#### DOCUMENT SECTION:
>>>>>
Next stop (literally) was the island of Murano, famous for its glassblowing studios (not for manufacturing Nissan automobiles). This canal, Murano’s “main street,” was entirely lined by glass shops (and the occasional restaurant to feed hungry shoppers).

We soon became hungry shoppers ourselves, so we grabbed a canalside table for a picturesque and delicious lunch of cicchetti (small bites, Venice’s version of tapas). I tried sarde en saor (sweet and sour sardines with onions), a dish all the guidebooks called a Venetian specialty (good, but not something I’d feel compelled to order again).

Back on the “mainland,” we followed the advice of our travel guru Rick Steves, who suggests that gondola rides are a cliche worth the splurge. While the half-hour ride seemed to last five minutes, I’d have to agree with Signore Steves; we definitely made some lifelong memories during that short ride. As my father hinted at, watch for these photos in our Christmas card this year.

After a day in which my Fitbit tracked more than 20,000 steps (a personal record), we definitely earned some treats: the second of Molly’s daily gelatos, and a night out for mommy and daddy to enjoy some Italian birra artiginale (craft beer).

Venice Is A-maze(ing)

I called Venice “amazing” yesterday, and I meant it. But I’ve come to realize the double meaning of that word. Venice does amaze, and Venice IS a maze. In fact, I find this city more fascinating for its maze-like alleyways than for its trademark canals.

We’ve been up and down the Grand Canal a few times already, but most of our time so far has been spent exploring Venice on foot. And that means meandering through its network of alleys, in most of which you can touch both sides if you stretch out your arms. And while you can get to where you’re going by following a general direction, it’s nearly impossible to go anywhere without taking a wrong turn or two (or twenty). Just ask my traveling companions.
<<<<<
#### MATERIAL:
>>>>>
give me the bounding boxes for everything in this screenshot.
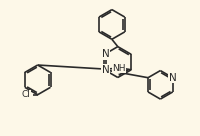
<<<<<
#### REQUIREMENT 1:
In the Venice travel post, what are cicchetti?
#### REQUIREMENT 2:
Continue the Venice travel post from where it stops.

#### FINAL RESULT 1:
Small bites, Venice's version of tapas.

#### FINAL RESULT 2:
And if you’re not paying attention—because your nose is buried in your smartphone, trying to navigate Google Maps, or because it’s dark—you might just end up in the water. More than a few alleys dead end at a canal with no railing, steps or anything else to stop you.

It all adds so much more adventure to a place already full of it.

St. Mark’s Cathedral

Bridge of Sighs

Grand Canal

Venetian model atop Accademia Bridge

Rialto Bridge

Molly explores the Grand Canal via a Rick Steves audio tour

And of course the food and drink odyssey continues.

Molly’s first gelato

Mommy’s first spritz

More adventures to come tomorrow!

And So It Begins…

We are in Venice, and it really is amazing.

I’m writing this with maybe two or three hours of sleep under my belt from the past day of travel. Molly is in bed, but when I just checked, Cassie—who went in there to put Molly to sleep—was asleep next to her while Molly was still awake. I’ll be there myself as soon as I scratch out this report.

We flew out last night after a stressful couple of days wondering whether the fast and furious “bomb cyclone” that hit Denver would hold us back. But after all that drama, it was just about the most mundane trip possible: no real delays or issues of any kind, despite a short connection in Frankfurt and a series of planes, trains, automobiles and boats to get here. But it was 14 hours of travel, all told, so I won’t call it easy.

The glow from 35,000 feet

The city of Venice is an island, but many people arriving at the airport still take a bus across a causeway to get there. We thought it would be more unique to arrive by boat, though, since watercraft are such an integral part of life in Venice. So instead of walking out of the airport and into a bus, taxi or car, we stepped out and onto a ferry!

While many of the windows were caked with salt, we were still able to glimpse enough of Venice to whet our appetites.

Upon arrival at the Rialto stop, we met our Airbnb host, who kindly walked us to the flat (because otherwise it would have been impossible to find).

The view outside our Airbnb window

After getting settled in, we were sorely tempted to just crash hard, but we made ourselves get out and do some early exploring. And of course eat some uber-fresh pasta.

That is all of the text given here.